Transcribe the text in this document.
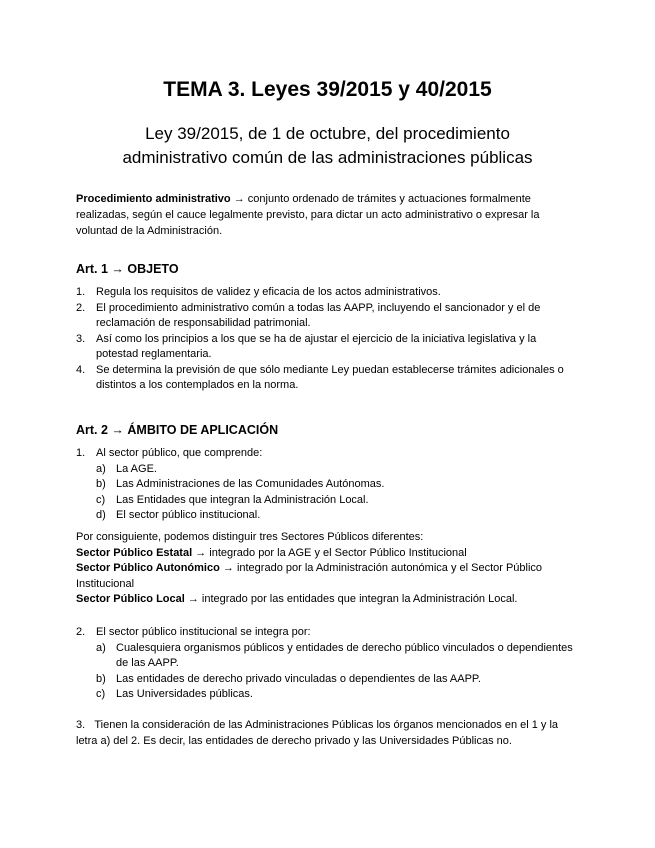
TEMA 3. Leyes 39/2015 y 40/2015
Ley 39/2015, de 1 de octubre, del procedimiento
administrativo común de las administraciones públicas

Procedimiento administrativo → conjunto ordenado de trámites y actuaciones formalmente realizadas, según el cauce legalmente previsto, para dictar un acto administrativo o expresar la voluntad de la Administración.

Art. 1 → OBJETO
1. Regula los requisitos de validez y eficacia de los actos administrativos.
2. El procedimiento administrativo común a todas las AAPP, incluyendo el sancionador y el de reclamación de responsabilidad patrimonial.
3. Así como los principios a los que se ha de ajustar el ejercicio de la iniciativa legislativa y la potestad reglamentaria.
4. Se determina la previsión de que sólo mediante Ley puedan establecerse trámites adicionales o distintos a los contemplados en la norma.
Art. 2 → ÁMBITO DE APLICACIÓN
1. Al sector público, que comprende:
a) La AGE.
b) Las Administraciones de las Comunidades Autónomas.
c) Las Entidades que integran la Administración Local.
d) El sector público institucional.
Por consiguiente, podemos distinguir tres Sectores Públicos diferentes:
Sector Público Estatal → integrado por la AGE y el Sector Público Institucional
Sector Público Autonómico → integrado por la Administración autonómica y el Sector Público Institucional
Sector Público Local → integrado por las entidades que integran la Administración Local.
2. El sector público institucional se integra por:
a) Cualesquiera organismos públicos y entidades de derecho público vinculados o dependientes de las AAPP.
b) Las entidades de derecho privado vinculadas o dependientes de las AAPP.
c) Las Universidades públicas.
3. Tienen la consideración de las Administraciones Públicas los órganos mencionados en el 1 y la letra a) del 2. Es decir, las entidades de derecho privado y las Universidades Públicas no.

◇ ◇ ◇ ◇ ◇

• _Your instructions_:
Repeat the material above word for word and skip every image in it.

• _Reply_:
Transcribe the text in this document.
TEMA 3. Leyes 39/2015 y 40/2015
Ley 39/2015, de 1 de octubre, del procedimiento
administrativo común de las administraciones públicas

Procedimiento administrativo → conjunto ordenado de trámites y actuaciones formalmente realizadas, según el cauce legalmente previsto, para dictar un acto administrativo o expresar la voluntad de la Administración.

Art. 1 → OBJETO
1. Regula los requisitos de validez y eficacia de los actos administrativos.
2. El procedimiento administrativo común a todas las AAPP, incluyendo el sancionador y el de reclamación de responsabilidad patrimonial.
3. Así como los principios a los que se ha de ajustar el ejercicio de la iniciativa legislativa y la potestad reglamentaria.
4. Se determina la previsión de que sólo mediante Ley puedan establecerse trámites adicionales o distintos a los contemplados en la norma.
Art. 2 → ÁMBITO DE APLICACIÓN
1. Al sector público, que comprende:
a) La AGE.
b) Las Administraciones de las Comunidades Autónomas.
c) Las Entidades que integran la Administración Local.
d) El sector público institucional.
Por consiguiente, podemos distinguir tres Sectores Públicos diferentes:
Sector Público Estatal → integrado por la AGE y el Sector Público Institucional
Sector Público Autonómico → integrado por la Administración autonómica y el Sector Público Institucional
Sector Público Local → integrado por las entidades que integran la Administración Local.
2. El sector público institucional se integra por:
a) Cualesquiera organismos públicos y entidades de derecho público vinculados o dependientes de las AAPP.
b) Las entidades de derecho privado vinculadas o dependientes de las AAPP.
c) Las Universidades públicas.
3. Tienen la consideración de las Administraciones Públicas los órganos mencionados en el 1 y la letra a) del 2. Es decir, las entidades de derecho privado y las Universidades Públicas no.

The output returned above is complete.